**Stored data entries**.

•••

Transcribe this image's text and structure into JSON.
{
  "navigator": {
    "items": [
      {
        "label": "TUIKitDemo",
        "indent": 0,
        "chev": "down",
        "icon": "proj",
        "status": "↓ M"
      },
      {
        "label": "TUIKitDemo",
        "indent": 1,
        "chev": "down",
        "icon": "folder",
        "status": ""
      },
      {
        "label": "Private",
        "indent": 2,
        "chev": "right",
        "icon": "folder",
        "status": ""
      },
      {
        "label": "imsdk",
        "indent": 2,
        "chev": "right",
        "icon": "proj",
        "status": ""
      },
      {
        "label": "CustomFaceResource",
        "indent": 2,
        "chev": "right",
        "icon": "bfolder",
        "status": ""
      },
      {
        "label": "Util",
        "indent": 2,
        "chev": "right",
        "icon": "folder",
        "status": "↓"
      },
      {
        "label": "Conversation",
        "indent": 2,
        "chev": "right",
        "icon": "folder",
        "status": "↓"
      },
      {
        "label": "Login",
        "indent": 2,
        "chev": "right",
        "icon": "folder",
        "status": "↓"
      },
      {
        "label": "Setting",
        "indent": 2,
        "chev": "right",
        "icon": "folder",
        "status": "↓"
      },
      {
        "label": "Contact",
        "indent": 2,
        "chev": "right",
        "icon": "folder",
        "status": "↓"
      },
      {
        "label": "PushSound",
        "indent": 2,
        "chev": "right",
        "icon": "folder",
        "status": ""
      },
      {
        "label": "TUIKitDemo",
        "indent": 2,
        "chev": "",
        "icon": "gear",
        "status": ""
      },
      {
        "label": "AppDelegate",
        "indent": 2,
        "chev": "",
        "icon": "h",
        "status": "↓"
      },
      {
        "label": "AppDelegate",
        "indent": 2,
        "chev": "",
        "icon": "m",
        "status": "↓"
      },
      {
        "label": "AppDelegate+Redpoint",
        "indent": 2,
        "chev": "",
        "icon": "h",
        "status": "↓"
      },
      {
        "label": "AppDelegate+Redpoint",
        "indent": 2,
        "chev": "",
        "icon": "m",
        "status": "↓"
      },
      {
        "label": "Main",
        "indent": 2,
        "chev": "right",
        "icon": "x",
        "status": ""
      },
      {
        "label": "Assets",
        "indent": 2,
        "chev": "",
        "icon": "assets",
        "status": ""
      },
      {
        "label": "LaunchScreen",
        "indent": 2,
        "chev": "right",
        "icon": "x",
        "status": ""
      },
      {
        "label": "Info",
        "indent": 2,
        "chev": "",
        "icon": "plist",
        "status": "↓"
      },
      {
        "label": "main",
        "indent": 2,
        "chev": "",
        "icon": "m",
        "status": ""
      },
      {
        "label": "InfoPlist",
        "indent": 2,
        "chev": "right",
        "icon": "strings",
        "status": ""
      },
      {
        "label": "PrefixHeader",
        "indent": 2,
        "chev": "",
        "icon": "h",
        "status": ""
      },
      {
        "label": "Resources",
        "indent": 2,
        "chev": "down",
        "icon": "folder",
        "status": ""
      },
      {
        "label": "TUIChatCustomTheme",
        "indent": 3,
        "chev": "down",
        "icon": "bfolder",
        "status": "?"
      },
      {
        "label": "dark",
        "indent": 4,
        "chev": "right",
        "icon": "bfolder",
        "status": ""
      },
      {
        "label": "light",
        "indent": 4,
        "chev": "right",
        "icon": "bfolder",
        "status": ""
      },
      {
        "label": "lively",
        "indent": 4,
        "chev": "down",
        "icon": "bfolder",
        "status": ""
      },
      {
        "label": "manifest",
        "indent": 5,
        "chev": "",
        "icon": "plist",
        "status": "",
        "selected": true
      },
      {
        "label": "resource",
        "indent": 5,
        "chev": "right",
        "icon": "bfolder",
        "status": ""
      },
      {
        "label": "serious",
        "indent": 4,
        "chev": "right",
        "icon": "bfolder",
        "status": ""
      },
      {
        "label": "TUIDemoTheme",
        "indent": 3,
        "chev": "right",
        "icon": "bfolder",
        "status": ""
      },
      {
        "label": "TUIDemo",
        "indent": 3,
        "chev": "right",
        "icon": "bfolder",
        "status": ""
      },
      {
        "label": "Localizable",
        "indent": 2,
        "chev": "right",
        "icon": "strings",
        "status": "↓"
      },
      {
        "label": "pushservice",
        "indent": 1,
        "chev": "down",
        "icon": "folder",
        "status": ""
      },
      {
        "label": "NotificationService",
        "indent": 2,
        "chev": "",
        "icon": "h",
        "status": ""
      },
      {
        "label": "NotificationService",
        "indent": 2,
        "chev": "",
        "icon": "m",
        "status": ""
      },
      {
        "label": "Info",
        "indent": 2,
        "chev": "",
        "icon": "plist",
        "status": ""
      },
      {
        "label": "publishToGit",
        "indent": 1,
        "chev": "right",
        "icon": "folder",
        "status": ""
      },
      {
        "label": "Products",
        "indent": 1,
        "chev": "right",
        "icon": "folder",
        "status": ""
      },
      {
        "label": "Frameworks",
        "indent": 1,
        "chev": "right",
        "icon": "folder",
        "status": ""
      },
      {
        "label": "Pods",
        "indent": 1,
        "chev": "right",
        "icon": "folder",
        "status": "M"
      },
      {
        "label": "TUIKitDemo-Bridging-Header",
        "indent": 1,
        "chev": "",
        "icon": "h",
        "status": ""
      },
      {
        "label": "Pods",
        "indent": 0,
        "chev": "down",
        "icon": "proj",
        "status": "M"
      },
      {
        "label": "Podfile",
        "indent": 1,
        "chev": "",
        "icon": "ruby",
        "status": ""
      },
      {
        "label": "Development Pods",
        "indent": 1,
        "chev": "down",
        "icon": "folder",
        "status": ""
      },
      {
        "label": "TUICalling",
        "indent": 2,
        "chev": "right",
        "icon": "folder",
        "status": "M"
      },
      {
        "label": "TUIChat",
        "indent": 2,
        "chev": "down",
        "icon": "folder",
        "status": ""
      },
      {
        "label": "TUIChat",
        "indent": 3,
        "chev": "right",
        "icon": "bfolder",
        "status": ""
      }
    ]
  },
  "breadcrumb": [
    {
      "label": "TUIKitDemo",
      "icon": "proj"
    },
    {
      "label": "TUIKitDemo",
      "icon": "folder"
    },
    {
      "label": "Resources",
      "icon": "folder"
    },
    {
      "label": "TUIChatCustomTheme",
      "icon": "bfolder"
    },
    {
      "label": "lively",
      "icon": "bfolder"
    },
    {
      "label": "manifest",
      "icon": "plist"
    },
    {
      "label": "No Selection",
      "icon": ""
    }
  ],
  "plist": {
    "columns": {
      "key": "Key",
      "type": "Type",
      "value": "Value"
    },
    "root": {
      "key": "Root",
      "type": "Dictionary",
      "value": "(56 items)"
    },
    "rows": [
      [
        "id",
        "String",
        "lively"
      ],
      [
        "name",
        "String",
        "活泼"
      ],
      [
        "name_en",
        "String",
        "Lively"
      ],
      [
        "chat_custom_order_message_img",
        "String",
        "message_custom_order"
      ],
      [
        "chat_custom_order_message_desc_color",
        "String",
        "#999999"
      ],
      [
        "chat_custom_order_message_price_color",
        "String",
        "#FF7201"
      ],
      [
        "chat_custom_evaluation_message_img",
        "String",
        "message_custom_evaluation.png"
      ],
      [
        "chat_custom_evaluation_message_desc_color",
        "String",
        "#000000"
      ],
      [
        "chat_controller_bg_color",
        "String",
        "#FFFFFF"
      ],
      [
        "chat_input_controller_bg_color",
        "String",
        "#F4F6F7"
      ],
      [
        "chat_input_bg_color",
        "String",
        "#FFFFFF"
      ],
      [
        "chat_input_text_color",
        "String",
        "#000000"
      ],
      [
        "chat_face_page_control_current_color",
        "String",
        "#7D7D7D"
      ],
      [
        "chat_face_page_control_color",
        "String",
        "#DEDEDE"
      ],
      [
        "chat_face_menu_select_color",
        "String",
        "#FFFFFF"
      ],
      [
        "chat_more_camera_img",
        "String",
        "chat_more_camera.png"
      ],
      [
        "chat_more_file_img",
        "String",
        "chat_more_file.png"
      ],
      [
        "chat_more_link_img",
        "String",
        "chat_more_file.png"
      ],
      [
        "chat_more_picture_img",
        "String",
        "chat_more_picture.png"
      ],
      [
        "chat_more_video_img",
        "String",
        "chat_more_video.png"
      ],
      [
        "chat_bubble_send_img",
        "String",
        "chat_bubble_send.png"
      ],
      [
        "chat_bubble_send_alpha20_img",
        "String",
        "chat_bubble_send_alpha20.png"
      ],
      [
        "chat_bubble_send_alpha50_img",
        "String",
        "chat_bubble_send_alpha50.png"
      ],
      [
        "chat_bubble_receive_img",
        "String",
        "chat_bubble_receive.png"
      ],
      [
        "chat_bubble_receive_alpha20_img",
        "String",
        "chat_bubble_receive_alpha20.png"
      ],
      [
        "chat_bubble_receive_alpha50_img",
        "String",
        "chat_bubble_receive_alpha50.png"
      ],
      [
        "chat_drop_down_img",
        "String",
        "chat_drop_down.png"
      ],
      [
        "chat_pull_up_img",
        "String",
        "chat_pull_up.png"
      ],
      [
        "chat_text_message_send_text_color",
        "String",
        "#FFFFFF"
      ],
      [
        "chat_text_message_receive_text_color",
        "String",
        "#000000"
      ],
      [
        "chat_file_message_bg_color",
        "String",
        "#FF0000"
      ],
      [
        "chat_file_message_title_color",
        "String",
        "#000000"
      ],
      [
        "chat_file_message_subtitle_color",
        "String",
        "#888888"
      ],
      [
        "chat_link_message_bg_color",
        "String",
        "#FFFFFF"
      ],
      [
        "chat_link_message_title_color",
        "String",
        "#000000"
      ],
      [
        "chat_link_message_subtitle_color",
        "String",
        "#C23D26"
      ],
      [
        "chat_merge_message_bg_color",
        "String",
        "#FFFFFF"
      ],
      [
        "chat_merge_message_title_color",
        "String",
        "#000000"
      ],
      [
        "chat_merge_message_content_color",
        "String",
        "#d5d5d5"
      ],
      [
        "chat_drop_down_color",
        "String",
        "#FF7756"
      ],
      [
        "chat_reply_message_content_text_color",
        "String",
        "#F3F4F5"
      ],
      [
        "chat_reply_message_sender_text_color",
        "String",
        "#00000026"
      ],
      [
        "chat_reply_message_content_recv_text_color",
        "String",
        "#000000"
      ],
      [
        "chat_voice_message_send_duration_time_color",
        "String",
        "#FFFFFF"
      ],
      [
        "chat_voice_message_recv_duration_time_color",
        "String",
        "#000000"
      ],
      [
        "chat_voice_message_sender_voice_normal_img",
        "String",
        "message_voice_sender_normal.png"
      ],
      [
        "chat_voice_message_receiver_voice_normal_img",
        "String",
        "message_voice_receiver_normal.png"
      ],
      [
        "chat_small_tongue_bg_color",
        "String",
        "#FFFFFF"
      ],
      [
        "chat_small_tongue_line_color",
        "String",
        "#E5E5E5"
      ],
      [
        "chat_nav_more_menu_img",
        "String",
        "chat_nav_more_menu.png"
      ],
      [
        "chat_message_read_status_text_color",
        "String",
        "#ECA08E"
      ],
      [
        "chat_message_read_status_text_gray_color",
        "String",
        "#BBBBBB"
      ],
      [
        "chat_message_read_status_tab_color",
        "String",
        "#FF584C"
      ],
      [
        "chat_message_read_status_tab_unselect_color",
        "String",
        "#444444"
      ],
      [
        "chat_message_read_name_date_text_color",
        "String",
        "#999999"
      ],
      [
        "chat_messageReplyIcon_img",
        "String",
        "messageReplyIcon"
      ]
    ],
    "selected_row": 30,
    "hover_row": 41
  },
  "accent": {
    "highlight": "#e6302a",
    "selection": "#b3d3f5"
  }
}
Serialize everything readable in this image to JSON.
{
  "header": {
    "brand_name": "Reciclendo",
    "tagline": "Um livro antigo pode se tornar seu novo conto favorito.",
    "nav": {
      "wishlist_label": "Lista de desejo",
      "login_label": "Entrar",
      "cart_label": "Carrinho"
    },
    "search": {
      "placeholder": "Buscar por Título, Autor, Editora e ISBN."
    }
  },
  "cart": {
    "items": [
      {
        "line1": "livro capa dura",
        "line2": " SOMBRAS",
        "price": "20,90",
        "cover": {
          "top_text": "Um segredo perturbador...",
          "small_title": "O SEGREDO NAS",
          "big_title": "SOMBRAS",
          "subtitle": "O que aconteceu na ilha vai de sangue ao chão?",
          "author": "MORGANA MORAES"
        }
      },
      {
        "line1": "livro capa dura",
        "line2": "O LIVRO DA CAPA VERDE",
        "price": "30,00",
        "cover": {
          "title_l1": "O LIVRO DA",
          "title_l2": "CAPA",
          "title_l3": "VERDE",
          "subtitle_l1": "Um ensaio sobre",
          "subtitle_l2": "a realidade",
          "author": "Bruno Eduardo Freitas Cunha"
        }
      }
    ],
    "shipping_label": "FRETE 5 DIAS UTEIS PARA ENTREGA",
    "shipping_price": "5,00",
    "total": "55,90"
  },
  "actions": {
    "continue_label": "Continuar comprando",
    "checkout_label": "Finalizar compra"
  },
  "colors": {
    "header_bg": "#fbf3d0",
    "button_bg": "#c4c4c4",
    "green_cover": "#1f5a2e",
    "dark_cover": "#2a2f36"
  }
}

•••

**Set problem**. Within the material above, find the lines that contain the word "image"; copy them.

**Complete answer**.
Transcribe this image's text and structure into JSON.
Serialize everything readable in this image to JSON.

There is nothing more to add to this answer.